DATA SHOWN
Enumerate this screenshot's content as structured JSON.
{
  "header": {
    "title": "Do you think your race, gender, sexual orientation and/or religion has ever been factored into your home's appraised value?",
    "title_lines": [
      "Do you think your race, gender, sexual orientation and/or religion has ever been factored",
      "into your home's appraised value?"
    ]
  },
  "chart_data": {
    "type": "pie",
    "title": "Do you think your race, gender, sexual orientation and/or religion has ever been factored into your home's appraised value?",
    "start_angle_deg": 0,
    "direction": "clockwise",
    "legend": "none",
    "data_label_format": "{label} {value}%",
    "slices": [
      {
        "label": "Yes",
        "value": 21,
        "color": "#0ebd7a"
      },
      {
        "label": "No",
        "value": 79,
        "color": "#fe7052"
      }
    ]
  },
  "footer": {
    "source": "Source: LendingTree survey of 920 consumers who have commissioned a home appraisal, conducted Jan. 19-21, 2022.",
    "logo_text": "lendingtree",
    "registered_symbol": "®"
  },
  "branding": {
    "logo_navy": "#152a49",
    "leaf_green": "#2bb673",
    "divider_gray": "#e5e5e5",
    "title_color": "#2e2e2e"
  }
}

WHAT THE EXERCISE ASKS
Reproduce the records above exactly.

SOLUTION FOR THIS EXERCISE
Enumerate this screenshot's content as structured JSON.
{
  "header": {
    "title": "Do you think your race, gender, sexual orientation and/or religion has ever been factored into your home's appraised value?",
    "title_lines": [
      "Do you think your race, gender, sexual orientation and/or religion has ever been factored",
      "into your home's appraised value?"
    ]
  },
  "chart_data": {
    "type": "pie",
    "title": "Do you think your race, gender, sexual orientation and/or religion has ever been factored into your home's appraised value?",
    "start_angle_deg": 0,
    "direction": "clockwise",
    "legend": "none",
    "data_label_format": "{label} {value}%",
    "slices": [
      {
        "label": "Yes",
        "value": 21,
        "color": "#0ebd7a"
      },
      {
        "label": "No",
        "value": 79,
        "color": "#fe7052"
      }
    ]
  },
  "footer": {
    "source": "Source: LendingTree survey of 920 consumers who have commissioned a home appraisal, conducted Jan. 19-21, 2022.",
    "logo_text": "lendingtree",
    "registered_symbol": "®"
  },
  "branding": {
    "logo_navy": "#152a49",
    "leaf_green": "#2bb673",
    "divider_gray": "#e5e5e5",
    "title_color": "#2e2e2e"
  }
}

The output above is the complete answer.